== Material shown ==

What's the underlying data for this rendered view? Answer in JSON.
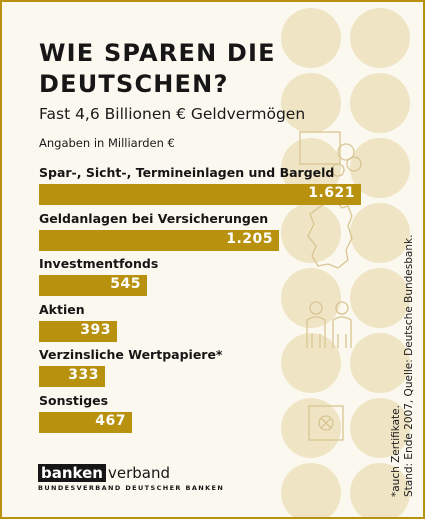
{
  "chart_data": {
    "type": "bar",
    "orientation": "horizontal",
    "title": "WIE SPAREN DIE DEUTSCHEN?",
    "subtitle": "Fast 4,6 Billionen € Geldvermögen",
    "unit_note": "Angaben in Milliarden €",
    "categories": [
      "Spar-, Sicht-, Termineinlagen und Bargeld",
      "Geldanlagen bei Versicherungen",
      "Investmentfonds",
      "Aktien",
      "Verzinsliche Wertpapiere*",
      "Sonstiges"
    ],
    "values": [
      1621,
      1205,
      545,
      393,
      333,
      467
    ],
    "value_labels": [
      "1.621",
      "1.205",
      "545",
      "393",
      "333",
      "467"
    ],
    "xlim": [
      0,
      1700
    ],
    "grid": false,
    "legend": "none"
  },
  "colors": {
    "bar": "#b8920f",
    "background": "#fbf8ef",
    "decor": "#efe4c4",
    "text": "#161616"
  },
  "footnote": {
    "line1": "*auch Zertifikate.",
    "line2": "Stand: Ende 2007, Quelle: Deutsche Bundesbank."
  },
  "logo": {
    "boxed": "banken",
    "rest": "verband",
    "sub": "BUNDESVERBAND DEUTSCHER BANKEN"
  },
  "icons": [
    "coins-icon",
    "germany-map-icon",
    "people-icon",
    "safe-icon"
  ]
}
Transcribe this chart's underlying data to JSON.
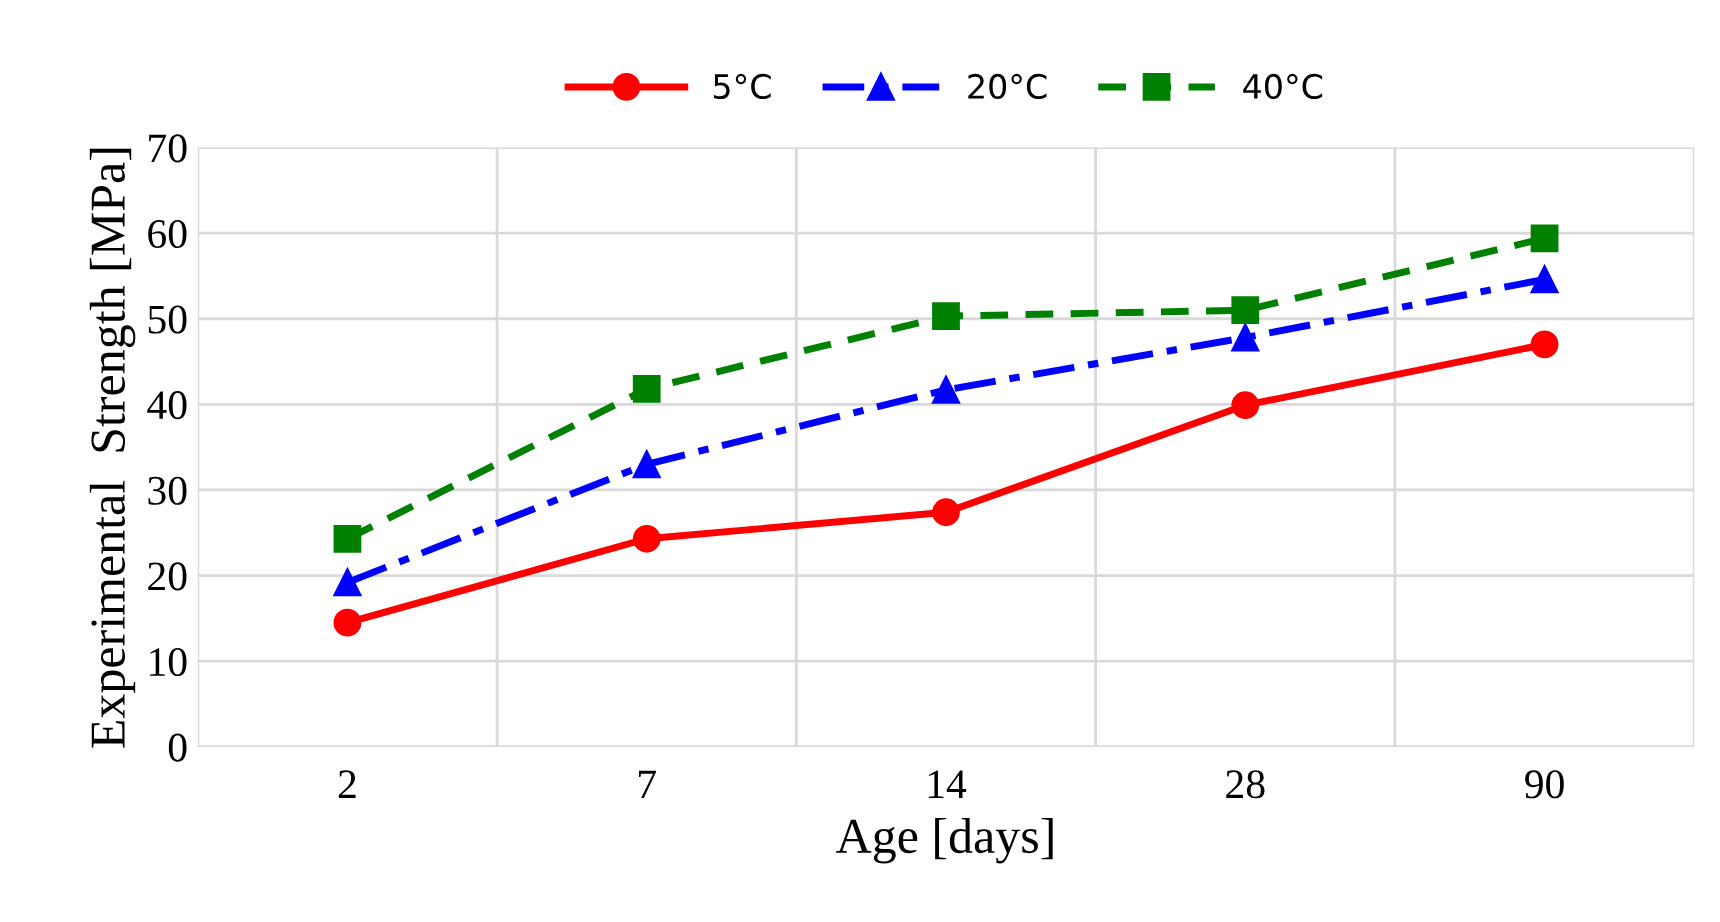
{
  "chart_data": {
    "type": "line",
    "xlabel": "Age [days]",
    "ylabel": "Experimental  Strength [MPa]",
    "categories": [
      "2",
      "7",
      "14",
      "28",
      "90"
    ],
    "series": [
      {
        "name": "5°C",
        "color": "#ff0000",
        "marker": "circle",
        "line_style": "solid",
        "values": [
          14.5,
          24.3,
          27.4,
          39.9,
          47.0
        ]
      },
      {
        "name": "20°C",
        "color": "#0000ff",
        "marker": "triangle",
        "line_style": "dashdot",
        "values": [
          19.2,
          33.0,
          41.7,
          47.8,
          54.6
        ]
      },
      {
        "name": "40°C",
        "color": "#008000",
        "marker": "square",
        "line_style": "dashed",
        "values": [
          24.3,
          41.8,
          50.3,
          51.0,
          59.4
        ]
      }
    ],
    "ylim": [
      0,
      70
    ],
    "yticks": [
      0,
      10,
      20,
      30,
      40,
      50,
      60,
      70
    ],
    "grid": true,
    "legend": "top"
  }
}
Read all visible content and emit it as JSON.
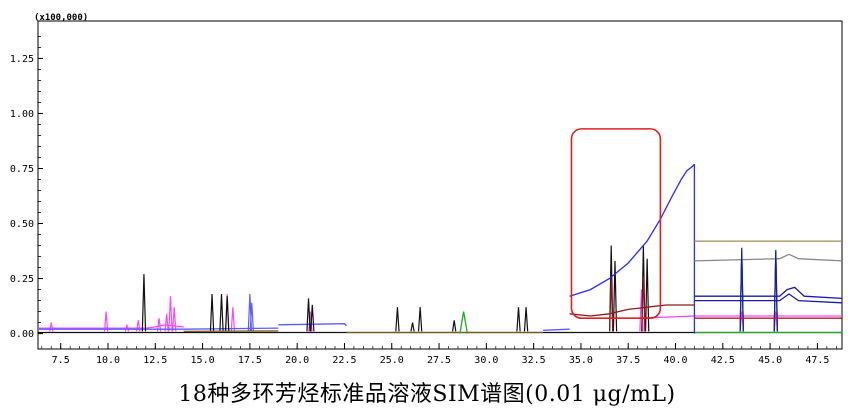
{
  "chart_data": {
    "type": "line",
    "title": "18种多环芳烃标准品溶液SIM谱图(0.01 μg/mL)",
    "y_scale_label": "(x100,000)",
    "xlabel": "",
    "ylabel": "",
    "xlim": [
      6.3,
      48.8
    ],
    "ylim": [
      -0.07,
      1.42
    ],
    "x_ticks": [
      7.5,
      10.0,
      12.5,
      15.0,
      17.5,
      20.0,
      22.5,
      25.0,
      27.5,
      30.0,
      32.5,
      35.0,
      37.5,
      40.0,
      42.5,
      45.0,
      47.5
    ],
    "x_tick_labels": [
      "7.5",
      "10.0",
      "12.5",
      "15.0",
      "17.5",
      "20.0",
      "22.5",
      "25.0",
      "27.5",
      "30.0",
      "32.5",
      "35.0",
      "37.5",
      "40.0",
      "42.5",
      "45.0",
      "47.5"
    ],
    "y_ticks": [
      0.0,
      0.25,
      0.5,
      0.75,
      1.0,
      1.25
    ],
    "y_tick_labels": [
      "0.00",
      "0.25",
      "0.50",
      "0.75",
      "1.00",
      "1.25"
    ],
    "highlight_box": {
      "x": [
        34.5,
        39.2
      ],
      "y": [
        0.07,
        0.93
      ],
      "color": "#e02020"
    },
    "series": [
      {
        "color": "#ff44ff",
        "segments": [
          {
            "x": [
              6.3,
              12.0,
              12.5,
              13.0,
              13.5,
              14.0
            ],
            "y": [
              0.025,
              0.025,
              0.03,
              0.04,
              0.035,
              0.03
            ]
          },
          {
            "x": [
              38.0,
              39.5,
              41.0
            ],
            "y": [
              0.07,
              0.075,
              0.08
            ]
          },
          {
            "x": [
              41.0,
              48.8
            ],
            "y": [
              0.08,
              0.08
            ]
          }
        ],
        "peaks": [
          [
            7.0,
            0.05
          ],
          [
            9.9,
            0.1
          ],
          [
            11.0,
            0.04
          ],
          [
            11.6,
            0.06
          ],
          [
            12.7,
            0.07
          ],
          [
            13.1,
            0.09
          ],
          [
            13.3,
            0.17
          ],
          [
            13.5,
            0.12
          ],
          [
            16.3,
            0.18
          ],
          [
            16.6,
            0.12
          ],
          [
            20.7,
            0.1
          ],
          [
            38.2,
            0.2
          ],
          [
            43.5,
            0.1
          ],
          [
            45.3,
            0.1
          ]
        ]
      },
      {
        "color": "#5b5bff",
        "segments": [
          {
            "x": [
              6.3,
              14.0,
              19.0
            ],
            "y": [
              0.02,
              0.02,
              0.025
            ]
          },
          {
            "x": [
              19.0,
              22.5,
              22.6
            ],
            "y": [
              0.04,
              0.045,
              0.035
            ]
          },
          {
            "x": [
              33.0,
              34.4
            ],
            "y": [
              0.015,
              0.02
            ]
          }
        ],
        "peaks": [
          [
            17.5,
            0.18
          ],
          [
            17.6,
            0.14
          ]
        ]
      },
      {
        "color": "#111111",
        "segments": [
          {
            "x": [
              6.3,
              48.8
            ],
            "y": [
              0.005,
              0.005
            ]
          }
        ],
        "peaks": [
          [
            11.9,
            0.27
          ],
          [
            15.5,
            0.18
          ],
          [
            16.0,
            0.18
          ],
          [
            16.3,
            0.17
          ],
          [
            20.6,
            0.16
          ],
          [
            20.8,
            0.13
          ],
          [
            25.3,
            0.12
          ],
          [
            26.1,
            0.05
          ],
          [
            26.5,
            0.12
          ],
          [
            28.3,
            0.06
          ],
          [
            31.7,
            0.12
          ],
          [
            32.1,
            0.12
          ],
          [
            36.6,
            0.4
          ],
          [
            36.8,
            0.33
          ],
          [
            38.3,
            0.4
          ],
          [
            38.5,
            0.34
          ],
          [
            43.5,
            0.37
          ],
          [
            45.3,
            0.37
          ]
        ]
      },
      {
        "color": "#7a5a20",
        "segments": [
          {
            "x": [
              14.0,
              19.0
            ],
            "y": [
              0.01,
              0.012
            ]
          },
          {
            "x": [
              22.6,
              33.0
            ],
            "y": [
              0.005,
              0.005
            ]
          }
        ],
        "peaks": []
      },
      {
        "color": "#22aa22",
        "segments": [
          {
            "x": [
              28.6,
              28.8,
              29.0
            ],
            "y": [
              0.0,
              0.1,
              0.0
            ]
          },
          {
            "x": [
              41.0,
              48.8
            ],
            "y": [
              0.005,
              0.005
            ]
          }
        ],
        "peaks": [
          [
            43.5,
            0.38
          ],
          [
            45.3,
            0.37
          ]
        ]
      },
      {
        "color": "#2b2bff",
        "segments": [
          {
            "x": [
              34.4,
              35.5,
              36.5,
              37.5,
              38.5,
              39.2,
              39.8,
              40.3,
              40.6,
              40.9,
              41.0
            ],
            "y": [
              0.17,
              0.2,
              0.25,
              0.32,
              0.42,
              0.52,
              0.62,
              0.7,
              0.74,
              0.76,
              0.77
            ]
          },
          {
            "x": [
              41.0,
              41.0
            ],
            "y": [
              0.77,
              0.0
            ]
          }
        ],
        "peaks": []
      },
      {
        "color": "#8b1a1a",
        "segments": [
          {
            "x": [
              34.4,
              35.5,
              36.5,
              37.5,
              38.5,
              39.5,
              41.0
            ],
            "y": [
              0.09,
              0.08,
              0.09,
              0.11,
              0.12,
              0.13,
              0.13
            ]
          }
        ],
        "peaks": [
          [
            36.6,
            0.25
          ],
          [
            38.3,
            0.26
          ]
        ]
      },
      {
        "color": "#a09050",
        "segments": [
          {
            "x": [
              41.0,
              48.8
            ],
            "y": [
              0.42,
              0.42
            ]
          }
        ],
        "peaks": []
      },
      {
        "color": "#888888",
        "segments": [
          {
            "x": [
              41.0,
              45.5,
              46.0,
              46.5,
              48.8
            ],
            "y": [
              0.33,
              0.34,
              0.36,
              0.34,
              0.33
            ]
          }
        ],
        "peaks": []
      },
      {
        "color": "#1a1aaa",
        "segments": [
          {
            "x": [
              41.0,
              45.5,
              45.9,
              46.3,
              46.8,
              48.8
            ],
            "y": [
              0.17,
              0.17,
              0.2,
              0.21,
              0.17,
              0.16
            ]
          },
          {
            "x": [
              41.0,
              45.5,
              46.0,
              46.5,
              48.8
            ],
            "y": [
              0.15,
              0.15,
              0.18,
              0.15,
              0.14
            ]
          }
        ],
        "peaks": [
          [
            43.5,
            0.39
          ],
          [
            45.3,
            0.38
          ]
        ]
      },
      {
        "color": "#aa2020",
        "segments": [
          {
            "x": [
              41.0,
              48.8
            ],
            "y": [
              0.07,
              0.07
            ]
          }
        ],
        "peaks": []
      }
    ]
  }
}
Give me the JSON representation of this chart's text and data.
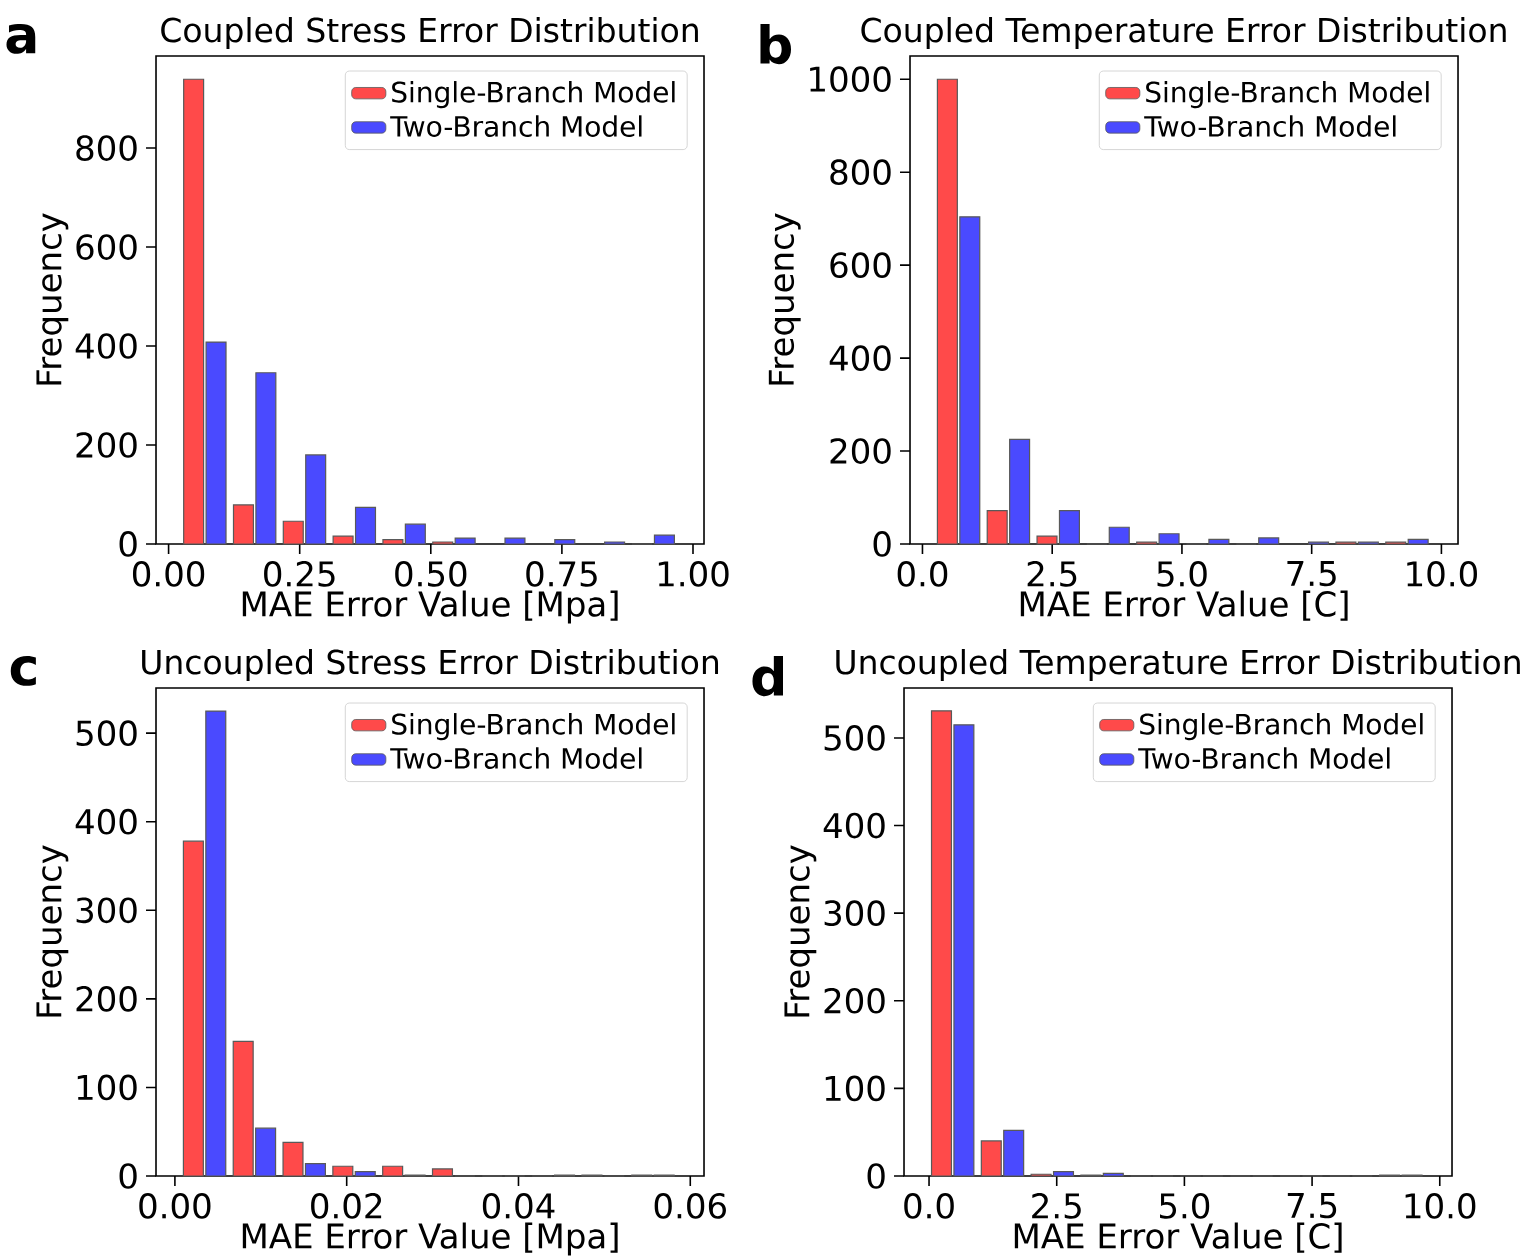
{
  "chart_data": [
    {
      "type": "histogram",
      "title": "Coupled Stress Error Distribution",
      "xlabel": "MAE Error Value [Mpa]",
      "ylabel": "Frequency",
      "annotations": [
        "a"
      ],
      "bins": [
        0.024,
        0.119,
        0.214,
        0.309,
        0.404,
        0.499,
        0.594,
        0.689,
        0.784,
        0.879,
        0.974
      ],
      "series": [
        {
          "name": "Single-Branch Model",
          "color": "#ff4a4a",
          "values": [
            939,
            79,
            46,
            16,
            9,
            4,
            null,
            null,
            null,
            0
          ]
        },
        {
          "name": "Two-Branch Model",
          "color": "#4a4aff",
          "values": [
            408,
            346,
            180,
            74,
            40,
            12,
            12,
            9,
            4,
            18
          ]
        }
      ],
      "xlim": [
        -0.024,
        1.021
      ],
      "ylim": [
        0,
        986
      ],
      "xticks": [
        {
          "value": 0,
          "label": "0.00"
        },
        {
          "value": 0.25,
          "label": "0.25"
        },
        {
          "value": 0.5,
          "label": "0.50"
        },
        {
          "value": 0.75,
          "label": "0.75"
        },
        {
          "value": 1,
          "label": "1.00"
        }
      ],
      "yticks": [
        0,
        200,
        400,
        600,
        800
      ],
      "legend": "top right"
    },
    {
      "type": "histogram",
      "title": "Coupled Temperature Error Distribution",
      "xlabel": "MAE Error Value [C]",
      "ylabel": "Frequency",
      "annotations": [
        "b"
      ],
      "bins": [
        0.24,
        1.2,
        2.16,
        3.12,
        4.08,
        5.04,
        6.0,
        6.96,
        7.92,
        8.88,
        9.84
      ],
      "series": [
        {
          "name": "Single-Branch Model",
          "color": "#ff4a4a",
          "values": [
            1000,
            72,
            17,
            0,
            4,
            0,
            0,
            null,
            4,
            4
          ]
        },
        {
          "name": "Two-Branch Model",
          "color": "#4a4aff",
          "values": [
            704,
            225,
            72,
            36,
            22,
            10,
            13,
            4,
            4,
            10
          ]
        }
      ],
      "xlim": [
        -0.24,
        10.32
      ],
      "ylim": [
        0,
        1050
      ],
      "xticks": [
        {
          "value": 0,
          "label": "0.0"
        },
        {
          "value": 2.5,
          "label": "2.5"
        },
        {
          "value": 5,
          "label": "5.0"
        },
        {
          "value": 7.5,
          "label": "7.5"
        },
        {
          "value": 10,
          "label": "10.0"
        }
      ],
      "yticks": [
        0,
        200,
        400,
        600,
        800,
        1000
      ],
      "legend": "top right"
    },
    {
      "type": "histogram",
      "title": "Uncoupled Stress Error Distribution",
      "xlabel": "MAE Error Value [Mpa]",
      "ylabel": "Frequency",
      "annotations": [
        "c"
      ],
      "bins": [
        0.0007,
        0.0065,
        0.0123,
        0.0181,
        0.0239,
        0.0297,
        0.0355,
        0.0413,
        0.0471,
        0.0529,
        0.0587
      ],
      "series": [
        {
          "name": "Single-Branch Model",
          "color": "#ff4a4a",
          "values": [
            378,
            152,
            38,
            11,
            11,
            8,
            0,
            0,
            1,
            1
          ]
        },
        {
          "name": "Two-Branch Model",
          "color": "#4a4aff",
          "values": [
            525,
            54,
            14,
            5,
            1,
            0,
            0,
            1,
            0,
            1
          ]
        }
      ],
      "xlim": [
        -0.0022,
        0.0616
      ],
      "ylim": [
        0,
        551
      ],
      "xticks": [
        {
          "value": 0,
          "label": "0.00"
        },
        {
          "value": 0.02,
          "label": "0.02"
        },
        {
          "value": 0.04,
          "label": "0.04"
        },
        {
          "value": 0.06,
          "label": "0.06"
        }
      ],
      "yticks": [
        0,
        100,
        200,
        300,
        400,
        500
      ],
      "legend": "top right"
    },
    {
      "type": "histogram",
      "title": "Uncoupled Temperature Error Distribution",
      "xlabel": "MAE Error Value [C]",
      "ylabel": "Frequency",
      "annotations": [
        "d"
      ],
      "bins": [
        0,
        0.975,
        1.95,
        2.925,
        3.9,
        4.875,
        5.85,
        6.825,
        7.8,
        8.775,
        9.75
      ],
      "series": [
        {
          "name": "Single-Branch Model",
          "color": "#ff4a4a",
          "values": [
            531,
            40,
            2,
            1,
            0,
            0,
            0,
            0,
            0,
            1
          ]
        },
        {
          "name": "Two-Branch Model",
          "color": "#4a4aff",
          "values": [
            515,
            52,
            5,
            3,
            0,
            0,
            0,
            0,
            0,
            1
          ]
        }
      ],
      "xlim": [
        -0.49,
        10.24
      ],
      "ylim": [
        0,
        557
      ],
      "xticks": [
        {
          "value": 0,
          "label": "0.0"
        },
        {
          "value": 2.5,
          "label": "2.5"
        },
        {
          "value": 5,
          "label": "5.0"
        },
        {
          "value": 7.5,
          "label": "7.5"
        },
        {
          "value": 10,
          "label": "10.0"
        }
      ],
      "yticks": [
        0,
        100,
        200,
        300,
        400,
        500
      ],
      "legend": "top right"
    }
  ]
}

===

Prompt. Which lines hold the word "Temperature"? Copy every one of them.

Finished answer.
      "title": "Coupled Temperature Error Distribution",
      "title": "Uncoupled Temperature Error Distribution",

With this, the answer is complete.